REQUIREMENTS: Pull out the entries below from the first line up to and including the line with "data-label: 1496.83: [227, 112, 278, 126]", and reproduce them verbatim.

DATA FOR THIS EXERCISE:
## Begin

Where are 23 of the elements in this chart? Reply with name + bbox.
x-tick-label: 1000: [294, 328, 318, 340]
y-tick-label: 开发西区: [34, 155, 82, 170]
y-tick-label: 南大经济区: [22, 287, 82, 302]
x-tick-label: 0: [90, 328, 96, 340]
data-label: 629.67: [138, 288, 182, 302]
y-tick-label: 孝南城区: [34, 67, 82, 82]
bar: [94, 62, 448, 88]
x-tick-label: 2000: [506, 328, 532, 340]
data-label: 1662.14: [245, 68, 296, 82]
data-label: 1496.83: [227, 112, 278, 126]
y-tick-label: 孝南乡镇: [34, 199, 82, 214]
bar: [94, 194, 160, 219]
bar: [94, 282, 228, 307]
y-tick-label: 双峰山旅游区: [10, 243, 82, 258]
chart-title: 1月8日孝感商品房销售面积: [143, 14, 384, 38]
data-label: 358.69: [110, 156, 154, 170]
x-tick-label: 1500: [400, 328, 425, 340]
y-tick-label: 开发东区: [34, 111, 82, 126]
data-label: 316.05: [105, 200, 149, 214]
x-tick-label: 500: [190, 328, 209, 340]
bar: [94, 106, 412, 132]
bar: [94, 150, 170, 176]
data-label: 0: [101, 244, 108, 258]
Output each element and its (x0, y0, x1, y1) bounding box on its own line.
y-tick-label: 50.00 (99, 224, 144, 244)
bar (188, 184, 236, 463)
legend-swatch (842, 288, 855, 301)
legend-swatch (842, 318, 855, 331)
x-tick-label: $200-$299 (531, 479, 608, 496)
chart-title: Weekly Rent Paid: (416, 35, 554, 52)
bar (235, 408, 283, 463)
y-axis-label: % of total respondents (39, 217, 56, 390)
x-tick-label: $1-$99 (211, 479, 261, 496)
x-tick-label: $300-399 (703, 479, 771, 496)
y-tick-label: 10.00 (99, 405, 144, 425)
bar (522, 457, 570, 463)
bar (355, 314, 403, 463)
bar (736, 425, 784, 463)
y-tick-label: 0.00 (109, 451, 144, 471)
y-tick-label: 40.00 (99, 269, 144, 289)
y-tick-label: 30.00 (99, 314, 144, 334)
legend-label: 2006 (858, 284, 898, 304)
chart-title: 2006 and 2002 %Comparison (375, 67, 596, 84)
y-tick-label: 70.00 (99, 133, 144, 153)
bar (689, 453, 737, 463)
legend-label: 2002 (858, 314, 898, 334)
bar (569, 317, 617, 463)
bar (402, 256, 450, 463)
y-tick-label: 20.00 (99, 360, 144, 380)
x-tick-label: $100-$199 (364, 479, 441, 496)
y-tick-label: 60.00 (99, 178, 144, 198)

## End

COMPLETED EXERCISE:
Where are 23 of the elements in this chart? Reply with name + bbox.
x-tick-label: 1000: [294, 328, 318, 340]
y-tick-label: 开发西区: [34, 155, 82, 170]
y-tick-label: 南大经济区: [22, 287, 82, 302]
x-tick-label: 0: [90, 328, 96, 340]
data-label: 629.67: [138, 288, 182, 302]
y-tick-label: 孝南城区: [34, 67, 82, 82]
bar: [94, 62, 448, 88]
x-tick-label: 2000: [506, 328, 532, 340]
data-label: 1662.14: [245, 68, 296, 82]
data-label: 1496.83: [227, 112, 278, 126]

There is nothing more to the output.